• [EXERCISE TASK]
Across the entries below, count the lines in which the word "USDJPY" occurs. Reply with the count alone.

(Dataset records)

########################################

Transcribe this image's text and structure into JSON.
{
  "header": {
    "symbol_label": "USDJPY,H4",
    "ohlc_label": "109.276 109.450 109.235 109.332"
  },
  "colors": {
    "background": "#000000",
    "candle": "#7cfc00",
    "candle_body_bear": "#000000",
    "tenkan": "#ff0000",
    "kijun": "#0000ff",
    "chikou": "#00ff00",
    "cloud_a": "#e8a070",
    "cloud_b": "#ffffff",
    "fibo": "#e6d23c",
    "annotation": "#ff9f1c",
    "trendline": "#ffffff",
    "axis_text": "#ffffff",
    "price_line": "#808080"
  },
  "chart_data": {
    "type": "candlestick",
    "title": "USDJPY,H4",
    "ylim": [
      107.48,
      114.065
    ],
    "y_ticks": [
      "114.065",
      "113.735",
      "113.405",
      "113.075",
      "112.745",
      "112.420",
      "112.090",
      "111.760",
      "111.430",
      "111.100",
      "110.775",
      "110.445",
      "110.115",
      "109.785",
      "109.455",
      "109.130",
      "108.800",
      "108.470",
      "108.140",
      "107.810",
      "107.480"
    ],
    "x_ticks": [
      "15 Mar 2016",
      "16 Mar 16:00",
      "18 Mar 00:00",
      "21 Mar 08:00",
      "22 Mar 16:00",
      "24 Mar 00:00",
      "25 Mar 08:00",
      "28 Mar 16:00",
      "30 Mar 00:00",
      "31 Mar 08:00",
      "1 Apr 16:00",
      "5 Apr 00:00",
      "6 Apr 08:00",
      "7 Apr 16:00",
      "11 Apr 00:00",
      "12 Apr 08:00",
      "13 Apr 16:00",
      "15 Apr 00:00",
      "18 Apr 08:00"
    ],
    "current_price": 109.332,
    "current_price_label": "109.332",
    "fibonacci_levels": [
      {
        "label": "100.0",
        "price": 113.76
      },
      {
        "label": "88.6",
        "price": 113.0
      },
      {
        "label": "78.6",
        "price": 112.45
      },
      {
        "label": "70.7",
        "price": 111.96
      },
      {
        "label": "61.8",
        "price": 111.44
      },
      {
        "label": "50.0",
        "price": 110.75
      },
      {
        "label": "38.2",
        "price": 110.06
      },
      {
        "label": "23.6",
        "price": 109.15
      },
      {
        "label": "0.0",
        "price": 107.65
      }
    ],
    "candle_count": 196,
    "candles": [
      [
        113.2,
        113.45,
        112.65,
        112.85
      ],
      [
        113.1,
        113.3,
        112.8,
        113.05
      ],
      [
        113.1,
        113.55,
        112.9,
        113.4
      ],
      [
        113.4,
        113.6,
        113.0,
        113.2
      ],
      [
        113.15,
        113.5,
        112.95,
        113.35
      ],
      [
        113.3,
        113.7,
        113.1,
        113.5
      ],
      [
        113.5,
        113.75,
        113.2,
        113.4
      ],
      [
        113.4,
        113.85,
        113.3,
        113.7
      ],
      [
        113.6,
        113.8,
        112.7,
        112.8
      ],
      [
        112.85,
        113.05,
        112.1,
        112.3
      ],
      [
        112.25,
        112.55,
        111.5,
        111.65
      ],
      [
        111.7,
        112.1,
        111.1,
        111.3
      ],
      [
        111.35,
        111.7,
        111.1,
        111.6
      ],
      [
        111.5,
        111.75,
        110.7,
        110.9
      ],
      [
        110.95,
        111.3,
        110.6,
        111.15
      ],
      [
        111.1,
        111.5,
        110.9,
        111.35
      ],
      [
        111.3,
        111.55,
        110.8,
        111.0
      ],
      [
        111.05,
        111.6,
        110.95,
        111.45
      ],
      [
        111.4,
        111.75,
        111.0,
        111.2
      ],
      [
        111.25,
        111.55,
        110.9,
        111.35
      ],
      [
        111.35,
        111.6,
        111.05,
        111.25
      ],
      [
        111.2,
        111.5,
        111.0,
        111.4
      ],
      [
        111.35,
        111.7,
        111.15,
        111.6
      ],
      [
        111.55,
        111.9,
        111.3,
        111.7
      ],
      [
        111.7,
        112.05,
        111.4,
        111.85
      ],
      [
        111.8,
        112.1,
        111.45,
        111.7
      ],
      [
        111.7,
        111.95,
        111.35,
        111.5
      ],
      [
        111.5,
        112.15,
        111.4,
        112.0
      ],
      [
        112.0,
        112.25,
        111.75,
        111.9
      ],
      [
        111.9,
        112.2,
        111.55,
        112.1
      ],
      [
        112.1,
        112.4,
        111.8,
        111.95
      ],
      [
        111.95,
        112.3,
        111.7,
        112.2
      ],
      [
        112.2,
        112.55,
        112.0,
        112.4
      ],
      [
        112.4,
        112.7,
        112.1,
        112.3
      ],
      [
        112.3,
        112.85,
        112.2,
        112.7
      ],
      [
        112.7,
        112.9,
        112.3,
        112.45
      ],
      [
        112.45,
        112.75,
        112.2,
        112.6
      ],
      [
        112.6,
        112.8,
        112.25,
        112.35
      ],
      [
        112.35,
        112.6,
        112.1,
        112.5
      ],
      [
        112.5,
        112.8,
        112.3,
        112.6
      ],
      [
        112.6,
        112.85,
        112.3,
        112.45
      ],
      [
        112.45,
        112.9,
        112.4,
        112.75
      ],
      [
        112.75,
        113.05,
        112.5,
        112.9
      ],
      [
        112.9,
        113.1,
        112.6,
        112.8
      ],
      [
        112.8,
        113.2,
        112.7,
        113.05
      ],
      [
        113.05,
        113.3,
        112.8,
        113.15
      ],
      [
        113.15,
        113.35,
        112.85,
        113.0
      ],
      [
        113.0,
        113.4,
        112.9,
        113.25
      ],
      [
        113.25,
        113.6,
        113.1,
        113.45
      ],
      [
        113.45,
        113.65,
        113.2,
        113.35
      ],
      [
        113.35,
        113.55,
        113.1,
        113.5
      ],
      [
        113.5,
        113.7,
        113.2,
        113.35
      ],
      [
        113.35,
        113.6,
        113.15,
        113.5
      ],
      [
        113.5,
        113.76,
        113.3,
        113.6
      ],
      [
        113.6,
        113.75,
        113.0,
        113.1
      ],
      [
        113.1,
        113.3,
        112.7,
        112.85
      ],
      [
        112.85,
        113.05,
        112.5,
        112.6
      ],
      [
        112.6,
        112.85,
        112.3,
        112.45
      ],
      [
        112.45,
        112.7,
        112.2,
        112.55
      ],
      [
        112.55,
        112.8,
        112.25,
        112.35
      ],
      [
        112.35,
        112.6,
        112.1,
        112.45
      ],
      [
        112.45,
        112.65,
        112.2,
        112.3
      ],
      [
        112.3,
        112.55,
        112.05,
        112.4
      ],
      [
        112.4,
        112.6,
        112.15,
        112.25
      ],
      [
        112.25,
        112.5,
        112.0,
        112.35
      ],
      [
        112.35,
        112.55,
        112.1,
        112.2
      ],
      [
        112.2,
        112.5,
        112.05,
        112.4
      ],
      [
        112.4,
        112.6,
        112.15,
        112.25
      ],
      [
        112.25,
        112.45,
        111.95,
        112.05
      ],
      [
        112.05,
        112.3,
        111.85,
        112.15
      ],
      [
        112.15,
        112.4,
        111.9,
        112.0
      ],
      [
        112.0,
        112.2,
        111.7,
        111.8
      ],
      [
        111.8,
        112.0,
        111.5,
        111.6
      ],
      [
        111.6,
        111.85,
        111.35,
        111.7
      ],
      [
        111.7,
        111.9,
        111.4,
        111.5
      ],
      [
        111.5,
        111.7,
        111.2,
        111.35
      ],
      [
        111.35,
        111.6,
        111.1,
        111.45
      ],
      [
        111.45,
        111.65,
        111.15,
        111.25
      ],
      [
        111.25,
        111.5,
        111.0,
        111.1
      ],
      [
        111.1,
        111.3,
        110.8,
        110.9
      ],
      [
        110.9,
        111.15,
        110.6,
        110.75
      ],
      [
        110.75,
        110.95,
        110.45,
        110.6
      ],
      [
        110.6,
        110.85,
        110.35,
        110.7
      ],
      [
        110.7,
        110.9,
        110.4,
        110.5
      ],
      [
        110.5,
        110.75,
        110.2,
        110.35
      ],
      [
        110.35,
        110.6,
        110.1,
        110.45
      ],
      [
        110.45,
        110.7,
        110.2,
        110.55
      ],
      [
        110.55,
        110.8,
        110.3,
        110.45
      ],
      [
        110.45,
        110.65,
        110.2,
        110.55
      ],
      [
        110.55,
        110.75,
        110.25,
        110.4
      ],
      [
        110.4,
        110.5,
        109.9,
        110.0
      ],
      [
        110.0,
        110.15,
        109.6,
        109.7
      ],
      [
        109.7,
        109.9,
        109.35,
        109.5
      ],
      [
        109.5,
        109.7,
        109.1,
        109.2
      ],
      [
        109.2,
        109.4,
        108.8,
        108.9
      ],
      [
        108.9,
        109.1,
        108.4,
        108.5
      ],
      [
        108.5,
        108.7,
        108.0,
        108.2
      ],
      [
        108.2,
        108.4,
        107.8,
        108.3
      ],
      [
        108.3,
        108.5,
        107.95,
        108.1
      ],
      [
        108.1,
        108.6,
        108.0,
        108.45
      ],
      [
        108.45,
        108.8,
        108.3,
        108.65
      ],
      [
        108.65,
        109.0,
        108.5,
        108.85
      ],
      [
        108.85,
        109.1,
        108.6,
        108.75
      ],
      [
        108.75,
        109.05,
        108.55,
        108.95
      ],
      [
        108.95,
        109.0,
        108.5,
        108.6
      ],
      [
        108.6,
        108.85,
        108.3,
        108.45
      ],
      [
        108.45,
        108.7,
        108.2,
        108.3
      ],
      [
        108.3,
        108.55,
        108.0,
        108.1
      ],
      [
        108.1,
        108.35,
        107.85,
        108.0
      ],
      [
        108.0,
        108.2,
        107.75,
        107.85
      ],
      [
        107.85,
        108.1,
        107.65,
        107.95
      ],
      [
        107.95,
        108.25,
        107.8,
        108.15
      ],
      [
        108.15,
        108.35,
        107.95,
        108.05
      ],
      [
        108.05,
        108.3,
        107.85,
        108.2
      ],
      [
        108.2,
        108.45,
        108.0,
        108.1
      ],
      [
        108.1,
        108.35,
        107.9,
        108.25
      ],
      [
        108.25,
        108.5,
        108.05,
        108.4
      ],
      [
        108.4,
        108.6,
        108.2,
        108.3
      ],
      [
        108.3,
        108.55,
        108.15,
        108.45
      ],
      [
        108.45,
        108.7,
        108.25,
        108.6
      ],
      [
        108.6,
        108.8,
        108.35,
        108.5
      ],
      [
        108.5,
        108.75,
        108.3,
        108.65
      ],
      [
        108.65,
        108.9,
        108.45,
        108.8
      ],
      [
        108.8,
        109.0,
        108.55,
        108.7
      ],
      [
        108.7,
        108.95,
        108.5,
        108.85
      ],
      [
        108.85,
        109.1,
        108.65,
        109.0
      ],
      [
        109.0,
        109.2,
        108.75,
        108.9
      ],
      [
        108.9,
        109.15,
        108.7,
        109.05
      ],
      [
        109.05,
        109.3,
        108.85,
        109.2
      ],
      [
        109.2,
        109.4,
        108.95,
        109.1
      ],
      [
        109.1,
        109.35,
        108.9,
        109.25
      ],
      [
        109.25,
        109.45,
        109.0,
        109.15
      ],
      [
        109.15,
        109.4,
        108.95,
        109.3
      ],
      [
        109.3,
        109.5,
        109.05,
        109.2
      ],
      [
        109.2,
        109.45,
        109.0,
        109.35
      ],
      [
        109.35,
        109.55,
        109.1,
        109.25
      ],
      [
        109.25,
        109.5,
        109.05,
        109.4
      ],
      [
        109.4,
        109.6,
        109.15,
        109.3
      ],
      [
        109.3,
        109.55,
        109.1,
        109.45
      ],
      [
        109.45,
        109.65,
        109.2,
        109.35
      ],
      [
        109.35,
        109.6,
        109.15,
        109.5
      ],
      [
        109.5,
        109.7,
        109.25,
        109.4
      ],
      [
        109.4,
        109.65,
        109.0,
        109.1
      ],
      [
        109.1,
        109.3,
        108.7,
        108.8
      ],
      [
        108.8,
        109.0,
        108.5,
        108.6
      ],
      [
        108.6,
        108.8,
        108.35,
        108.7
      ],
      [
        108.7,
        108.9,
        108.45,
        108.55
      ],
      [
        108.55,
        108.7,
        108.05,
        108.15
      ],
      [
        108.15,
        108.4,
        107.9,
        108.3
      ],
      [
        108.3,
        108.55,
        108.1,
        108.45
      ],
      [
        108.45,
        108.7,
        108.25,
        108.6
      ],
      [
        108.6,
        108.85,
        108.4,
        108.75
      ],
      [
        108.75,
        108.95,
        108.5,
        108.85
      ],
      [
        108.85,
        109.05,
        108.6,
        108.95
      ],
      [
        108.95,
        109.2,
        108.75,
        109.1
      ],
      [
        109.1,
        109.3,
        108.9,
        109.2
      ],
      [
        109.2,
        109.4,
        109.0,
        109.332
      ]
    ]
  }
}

########################################

• [RESPONSE TO THIS EXERCISE]
2